§ TASK DATA:
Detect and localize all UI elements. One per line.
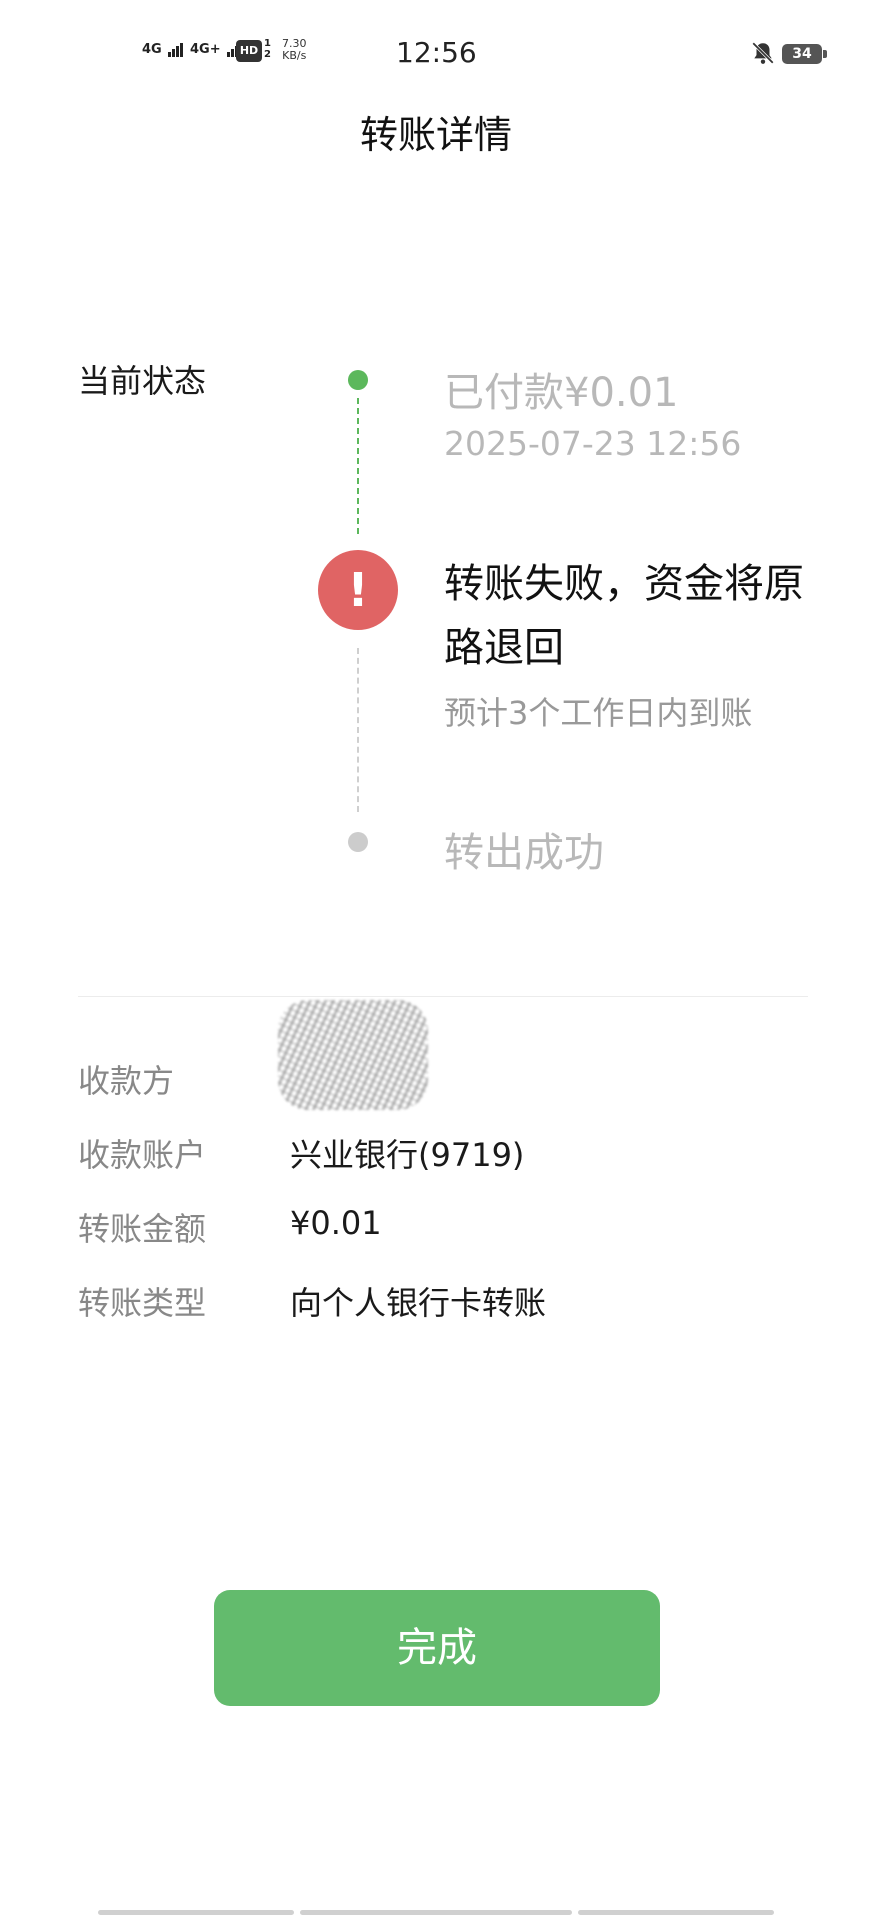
current-status-label: 当前状态 xyxy=(78,362,207,400)
battery-icon: 34 xyxy=(782,44,827,64)
bell-off-icon xyxy=(752,42,774,64)
timeline-connector-done xyxy=(357,398,359,534)
transfer-type-value: 向个人银行卡转账 xyxy=(290,1284,547,1322)
sim1-label: 4G xyxy=(142,42,162,57)
step-done-dot xyxy=(348,370,368,390)
step-failed-subtitle: 预计3个工作日内到账 xyxy=(444,694,753,732)
done-button[interactable]: 完成 xyxy=(214,1590,660,1706)
payee-account-label: 收款账户 xyxy=(78,1136,207,1174)
net-speed-unit: KB/s xyxy=(282,49,307,62)
divider xyxy=(78,996,808,997)
network-speed: 7.30 KB/s xyxy=(282,38,307,62)
status-bar: 4G 4G+ HD 12 7.30 KB/s 12:56 34 xyxy=(0,0,872,110)
nav-bar-segment[interactable] xyxy=(578,1910,774,1915)
step-paid-time: 2025-07-23 12:56 xyxy=(444,424,742,463)
nav-bar-segment[interactable] xyxy=(98,1910,294,1915)
hd-slot-numbers: 12 xyxy=(264,38,271,60)
step-success-title: 转出成功 xyxy=(444,830,604,876)
amount-label: 转账金额 xyxy=(78,1210,207,1248)
transfer-type-label: 转账类型 xyxy=(78,1284,207,1322)
payee-name-redacted xyxy=(278,1000,428,1110)
error-icon: ! xyxy=(318,550,398,630)
transfer-detail-page: 4G 4G+ HD 12 7.30 KB/s 12:56 34 转账详情 当前状… xyxy=(0,0,872,1920)
timeline-connector-pending xyxy=(357,648,359,812)
signal-icon xyxy=(168,42,184,57)
step-paid-title: 已付款¥0.01 xyxy=(444,370,679,416)
amount-value: ¥0.01 xyxy=(290,1204,382,1242)
step-failed-title: 转账失败，资金将原路退回 xyxy=(444,561,804,671)
status-time: 12:56 xyxy=(396,36,477,69)
sim2-label: 4G+ xyxy=(190,42,221,57)
payee-account-value: 兴业银行(9719) xyxy=(290,1136,525,1174)
sim1-signal: 4G xyxy=(142,42,184,57)
nav-bar-segment[interactable] xyxy=(300,1910,572,1915)
hd-icon: HD xyxy=(236,40,262,62)
step-pending-dot xyxy=(348,832,368,852)
payee-label: 收款方 xyxy=(78,1062,175,1100)
page-title: 转账详情 xyxy=(359,113,512,157)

§ THE PROBLEM:
Copy every line of the records above word for word, but leave out the pictures.

§ PROBLEM SOLUTION:
Detect and localize all UI elements. One per line.
current-status-label: 当前状态 xyxy=(78,362,207,400)
battery-icon: 34 xyxy=(782,44,827,64)
bell-off-icon xyxy=(752,42,774,64)
timeline-connector-done xyxy=(357,398,359,534)
transfer-type-value: 向个人银行卡转账 xyxy=(290,1284,547,1322)
sim1-label: 4G xyxy=(142,42,162,57)
step-done-dot xyxy=(348,370,368,390)
step-failed-subtitle: 预计3个工作日内到账 xyxy=(444,694,753,732)
done-button[interactable]: 完成 xyxy=(214,1590,660,1706)
payee-account-label: 收款账户 xyxy=(78,1136,207,1174)
net-speed-unit: KB/s xyxy=(282,49,307,62)
divider xyxy=(78,996,808,997)
network-speed: 7.30 KB/s xyxy=(282,38,307,62)
status-bar: 4G 4G+ HD 12 7.30 KB/s 12:56 34 xyxy=(0,0,872,110)
nav-bar-segment[interactable] xyxy=(578,1910,774,1915)
step-paid-time: 2025-07-23 12:56 xyxy=(444,424,742,463)
nav-bar-segment[interactable] xyxy=(98,1910,294,1915)
hd-slot-numbers: 12 xyxy=(264,38,271,60)
step-success-title: 转出成功 xyxy=(444,830,604,876)
amount-label: 转账金额 xyxy=(78,1210,207,1248)
transfer-type-label: 转账类型 xyxy=(78,1284,207,1322)
payee-name-redacted xyxy=(278,1000,428,1110)
error-icon: ! xyxy=(318,550,398,630)
transfer-detail-page: 4G 4G+ HD 12 7.30 KB/s 12:56 34 转账详情 当前状… xyxy=(0,0,872,1920)
timeline-connector-pending xyxy=(357,648,359,812)
signal-icon xyxy=(168,42,184,57)
step-paid-title: 已付款¥0.01 xyxy=(444,370,679,416)
amount-value: ¥0.01 xyxy=(290,1204,382,1242)
step-failed-title: 转账失败，资金将原路退回 xyxy=(444,561,804,671)
status-time: 12:56 xyxy=(396,36,477,69)
sim2-label: 4G+ xyxy=(190,42,221,57)
payee-account-value: 兴业银行(9719) xyxy=(290,1136,525,1174)
sim1-signal: 4G xyxy=(142,42,184,57)
nav-bar-segment[interactable] xyxy=(300,1910,572,1915)
hd-icon: HD xyxy=(236,40,262,62)
step-pending-dot xyxy=(348,832,368,852)
payee-label: 收款方 xyxy=(78,1062,175,1100)
page-title: 转账详情 xyxy=(359,113,512,157)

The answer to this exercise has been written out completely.